EXERCISE PROMPT: Please copy every line from the following entries in which the word "Malerei" appears.

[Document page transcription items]
>>>

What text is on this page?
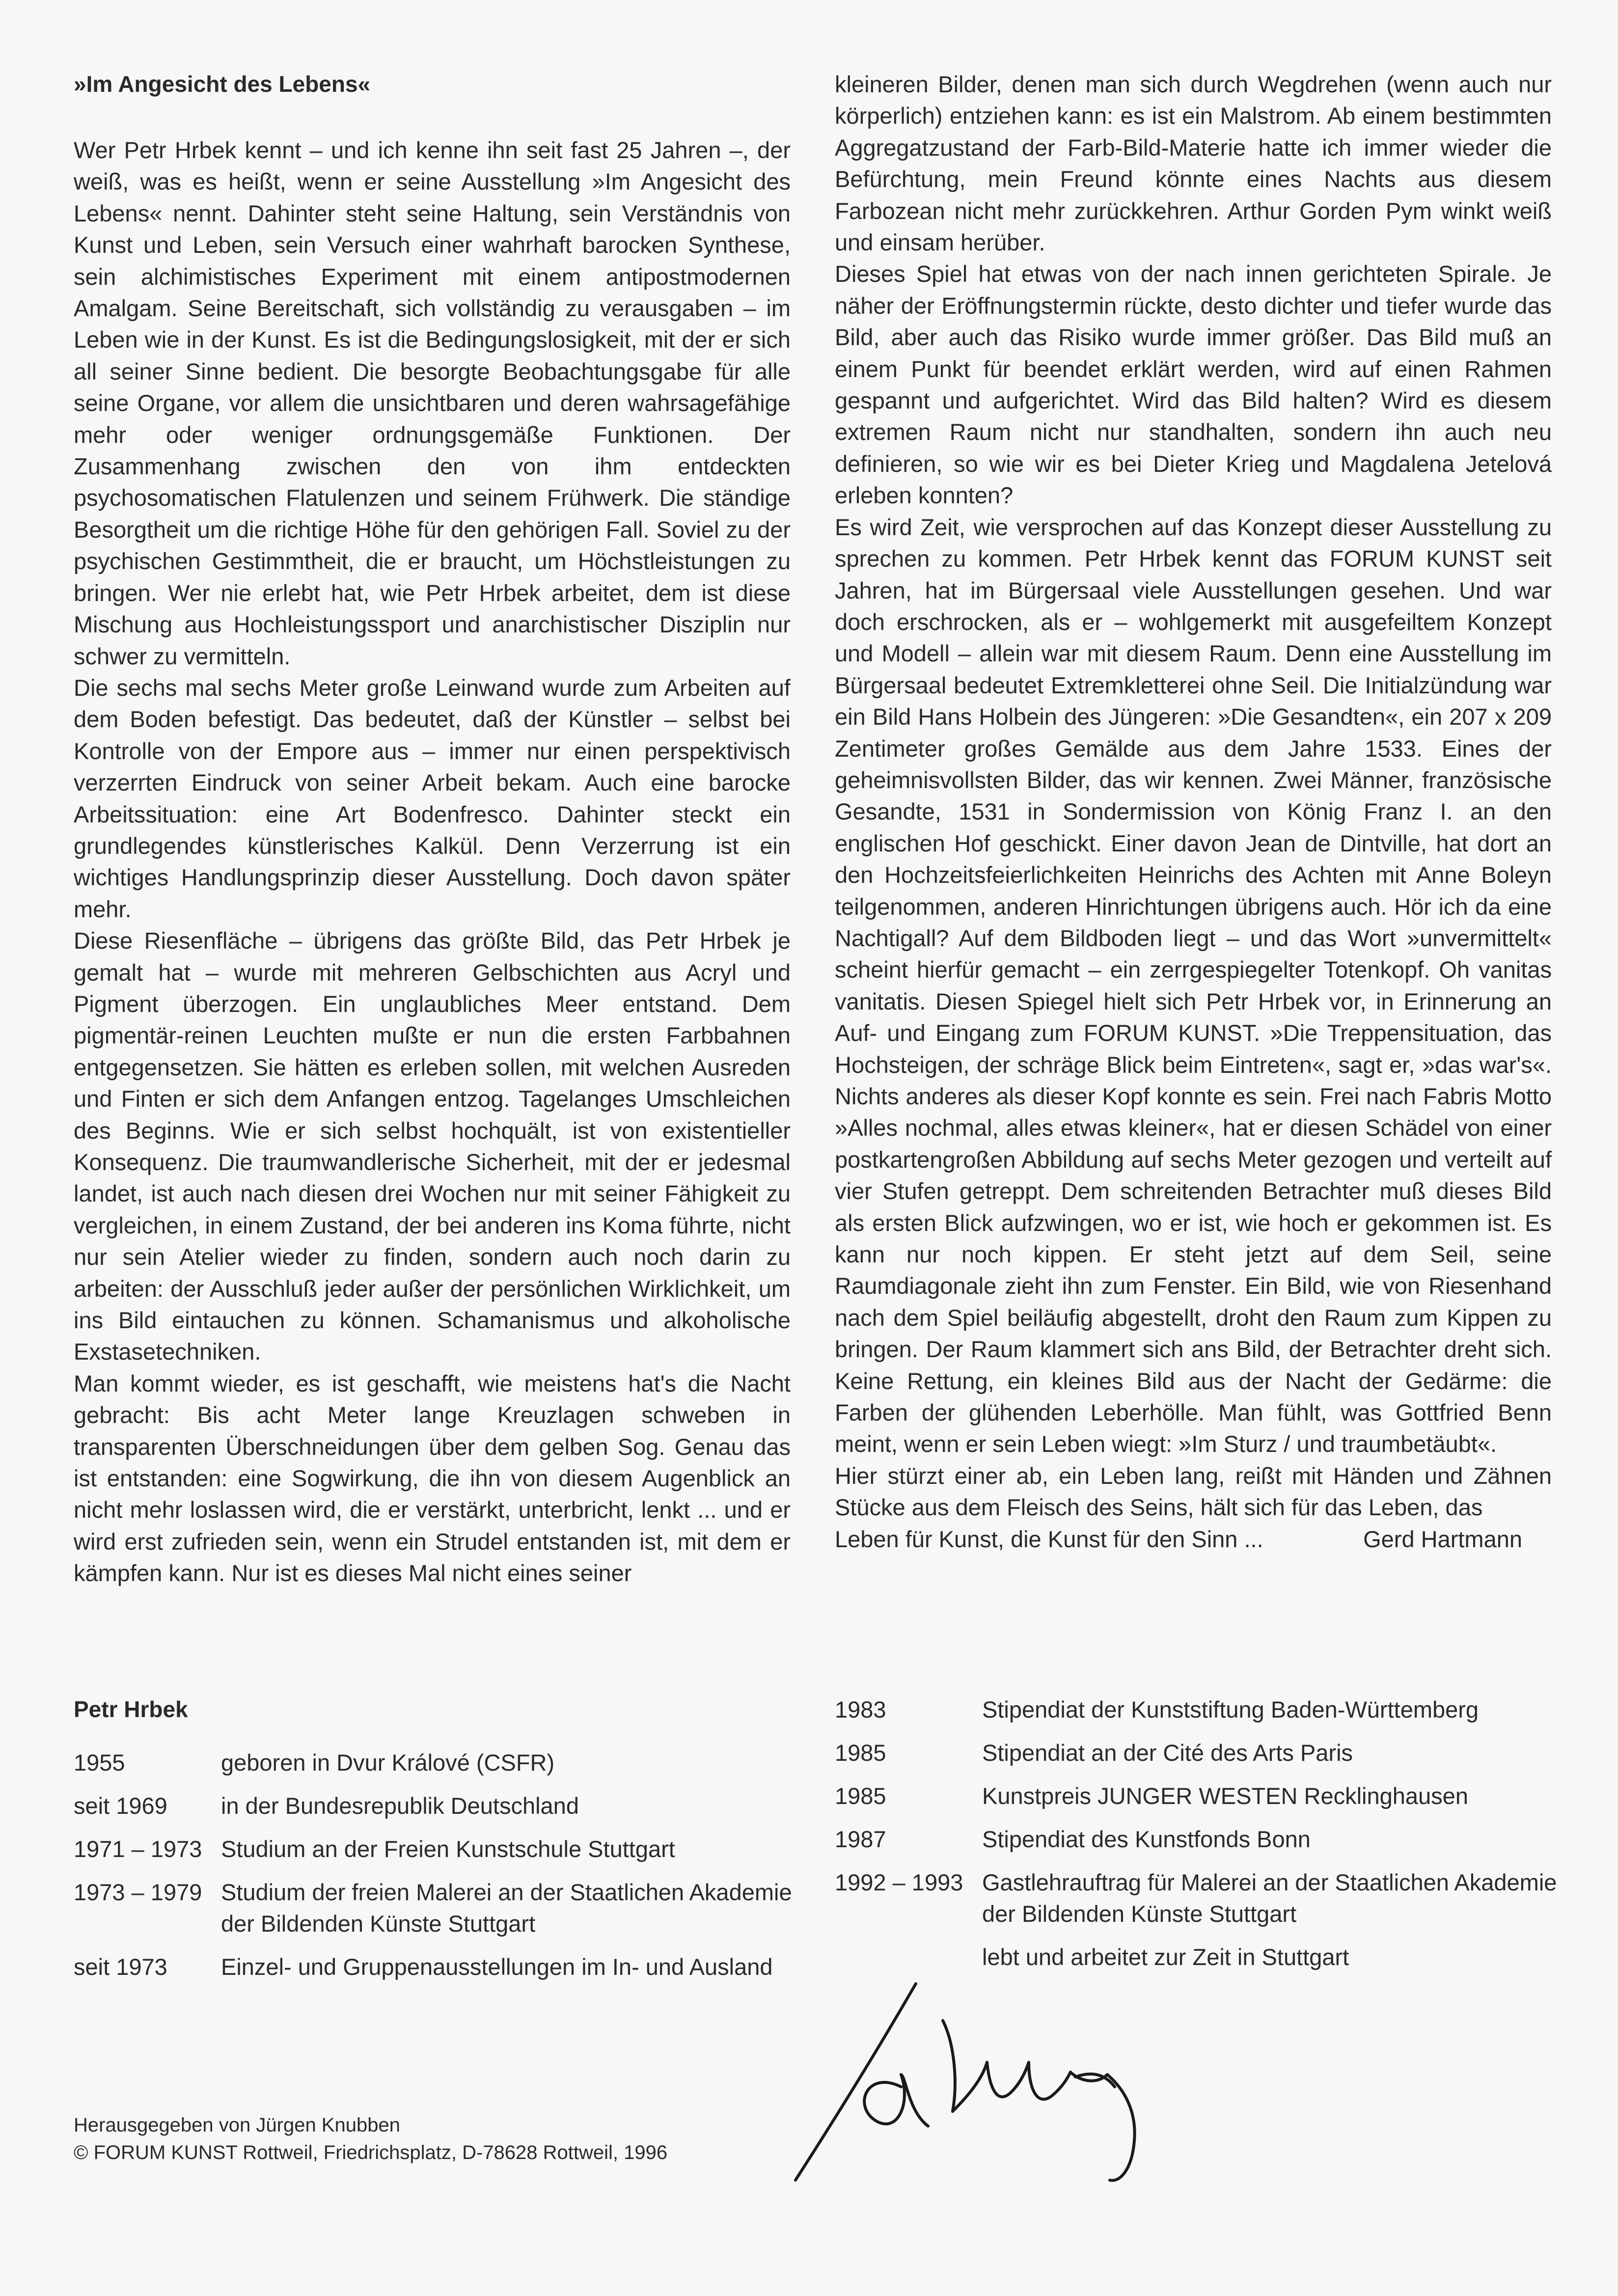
»Im Angesicht des Lebens«

Wer Petr Hrbek kennt – und ich kenne ihn seit fast 25 Jahren –, der weiß, was es heißt, wenn er seine Ausstellung »Im Angesicht des Lebens« nennt. Dahinter steht seine Haltung, sein Verständnis von Kunst und Leben, sein Versuch einer wahrhaft barocken Synthese, sein alchimistisches Experiment mit einem antipostmodernen Amalgam. Seine Bereitschaft, sich vollständig zu verausgaben – im Leben wie in der Kunst. Es ist die Bedingungslosigkeit, mit der er sich all seiner Sinne bedient. Die besorgte Beobachtungsgabe für alle seine Organe, vor allem die unsichtbaren und deren wahrsagefähige mehr oder weniger ordnungsgemäße Funktionen. Der Zusammenhang zwischen den von ihm entdeckten psychosomatischen Flatulenzen und seinem Frühwerk. Die ständige Besorgtheit um die richtige Höhe für den gehörigen Fall. Soviel zu der psychischen Gestimmtheit, die er braucht, um Höchstleistungen zu bringen. Wer nie erlebt hat, wie Petr Hrbek arbeitet, dem ist diese Mischung aus Hochleistungssport und anarchistischer Disziplin nur schwer zu vermitteln.

Die sechs mal sechs Meter große Leinwand wurde zum Arbeiten auf dem Boden befestigt. Das bedeutet, daß der Künstler – selbst bei Kontrolle von der Empore aus – immer nur einen perspektivisch verzerrten Eindruck von seiner Arbeit bekam. Auch eine barocke Arbeitssituation: eine Art Bodenfresco. Dahinter steckt ein grundlegendes künstlerisches Kalkül. Denn Verzerrung ist ein wichtiges Handlungsprinzip dieser Ausstellung. Doch davon später mehr.

Diese Riesenfläche – übrigens das größte Bild, das Petr Hrbek je gemalt hat – wurde mit mehreren Gelbschichten aus Acryl und Pigment überzogen. Ein unglaubliches Meer entstand. Dem pigmentär-reinen Leuchten mußte er nun die ersten Farbbahnen entgegensetzen. Sie hätten es erleben sollen, mit welchen Ausreden und Finten er sich dem Anfangen entzog. Tagelanges Umschleichen des Beginns. Wie er sich selbst hochquält, ist von existentieller Konsequenz. Die traumwandlerische Sicherheit, mit der er jedesmal landet, ist auch nach diesen drei Wochen nur mit seiner Fähigkeit zu vergleichen, in einem Zustand, der bei anderen ins Koma führte, nicht nur sein Atelier wieder zu finden, sondern auch noch darin zu arbeiten: der Ausschluß jeder außer der persönlichen Wirklichkeit, um ins Bild eintauchen zu können. Schamanismus und alkoholische Exstasetechniken.

Man kommt wieder, es ist geschafft, wie meistens hat's die Nacht gebracht: Bis acht Meter lange Kreuzlagen schweben in transparenten Überschneidungen über dem gelben Sog. Genau das ist entstanden: eine Sogwirkung, die ihn von diesem Augenblick an nicht mehr loslassen wird, die er verstärkt, unterbricht, lenkt ... und er wird erst zufrieden sein, wenn ein Strudel entstanden ist, mit dem er kämpfen kann. Nur ist es dieses Mal nicht eines seiner

kleineren Bilder, denen man sich durch Wegdrehen (wenn auch nur körperlich) entziehen kann: es ist ein Malstrom. Ab einem bestimmten Aggregatzustand der Farb-Bild-Materie hatte ich immer wieder die Befürchtung, mein Freund könnte eines Nachts aus diesem Farbozean nicht mehr zurückkehren. Arthur Gorden Pym winkt weiß und einsam herüber.

Dieses Spiel hat etwas von der nach innen gerichteten Spirale. Je näher der Eröffnungstermin rückte, desto dichter und tiefer wurde das Bild, aber auch das Risiko wurde immer größer. Das Bild muß an einem Punkt für beendet erklärt werden, wird auf einen Rahmen gespannt und aufgerichtet. Wird das Bild halten? Wird es diesem extremen Raum nicht nur standhalten, sondern ihn auch neu definieren, so wie wir es bei Dieter Krieg und Magdalena Jetelová erleben konnten?

Es wird Zeit, wie versprochen auf das Konzept dieser Ausstellung zu sprechen zu kommen. Petr Hrbek kennt das FORUM KUNST seit Jahren, hat im Bürgersaal viele Ausstellungen gesehen. Und war doch erschrocken, als er – wohlgemerkt mit ausgefeiltem Konzept und Modell – allein war mit diesem Raum. Denn eine Ausstellung im Bürgersaal bedeutet Extremkletterei ohne Seil. Die Initialzündung war ein Bild Hans Holbein des Jüngeren: »Die Gesandten«, ein 207 x 209 Zentimeter großes Gemälde aus dem Jahre 1533. Eines der geheimnisvollsten Bilder, das wir kennen. Zwei Männer, französische Gesandte, 1531 in Sondermission von König Franz I. an den englischen Hof geschickt. Einer davon Jean de Dintville, hat dort an den Hochzeitsfeierlichkeiten Heinrichs des Achten mit Anne Boleyn teilgenommen, anderen Hinrichtungen übrigens auch. Hör ich da eine Nachtigall? Auf dem Bildboden liegt – und das Wort »unvermittelt« scheint hierfür gemacht – ein zerrgespiegelter Totenkopf. Oh vanitas vanitatis. Diesen Spiegel hielt sich Petr Hrbek vor, in Erinnerung an Auf- und Eingang zum FORUM KUNST. »Die Treppensituation, das Hochsteigen, der schräge Blick beim Eintreten«, sagt er, »das war's«. Nichts anderes als dieser Kopf konnte es sein. Frei nach Fabris Motto »Alles nochmal, alles etwas kleiner«, hat er diesen Schädel von einer postkartengroßen Abbildung auf sechs Meter gezogen und verteilt auf vier Stufen getreppt. Dem schreitenden Betrachter muß dieses Bild als ersten Blick aufzwingen, wo er ist, wie hoch er gekommen ist. Es kann nur noch kippen. Er steht jetzt auf dem Seil, seine Raumdiagonale zieht ihn zum Fenster. Ein Bild, wie von Riesenhand nach dem Spiel beiläufig abgestellt, droht den Raum zum Kippen zu bringen. Der Raum klammert sich ans Bild, der Betrachter dreht sich. Keine Rettung, ein kleines Bild aus der Nacht der Gedärme: die Farben der glühenden Leberhölle. Man fühlt, was Gottfried Benn meint, wenn er sein Leben wiegt: »Im Sturz / und traumbetäubt«.

Hier stürzt einer ab, ein Leben lang, reißt mit Händen und Zähnen Stücke aus dem Fleisch des Seins, hält sich für das Leben, das

Leben für Kunst, die Kunst für den Sinn ...	Gerd Hartmann
Petr Hrbek
1955	geboren in Dvur Králové (CSFR)
seit 1969	in der Bundesrepublik Deutschland
1971 – 1973 Studium an der Freien Kunstschule Stuttgart
1973 – 1979 Studium der freien Malerei an der Staatlichen Akademie der Bildenden Künste Stuttgart
seit 1973	Einzel- und Gruppenausstellungen im In- und Ausland
1983	Stipendiat der Kunststiftung Baden-Württemberg
1985	Stipendiat an der Cité des Arts Paris
1985	Kunstpreis JUNGER WESTEN Recklinghausen
1987	Stipendiat des Kunstfonds Bonn
1992 – 1993 Gastlehrauftrag für Malerei an der Staatlichen Akademie der Bildenden Künste Stuttgart
lebt und arbeitet zur Zeit in Stuttgart
Herausgegeben von Jürgen Knubben
© FORUM KUNST Rottweil, Friedrichsplatz, D-78628 Rottweil, 1996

<<<

ANSWER TO THE EXERCISE:
1973 – 1979 Studium der freien Malerei an der Staatlichen Akademie der Bildenden Künste Stuttgart
1992 – 1993 Gastlehrauftrag für Malerei an der Staatlichen Akademie der Bildenden Künste Stuttgart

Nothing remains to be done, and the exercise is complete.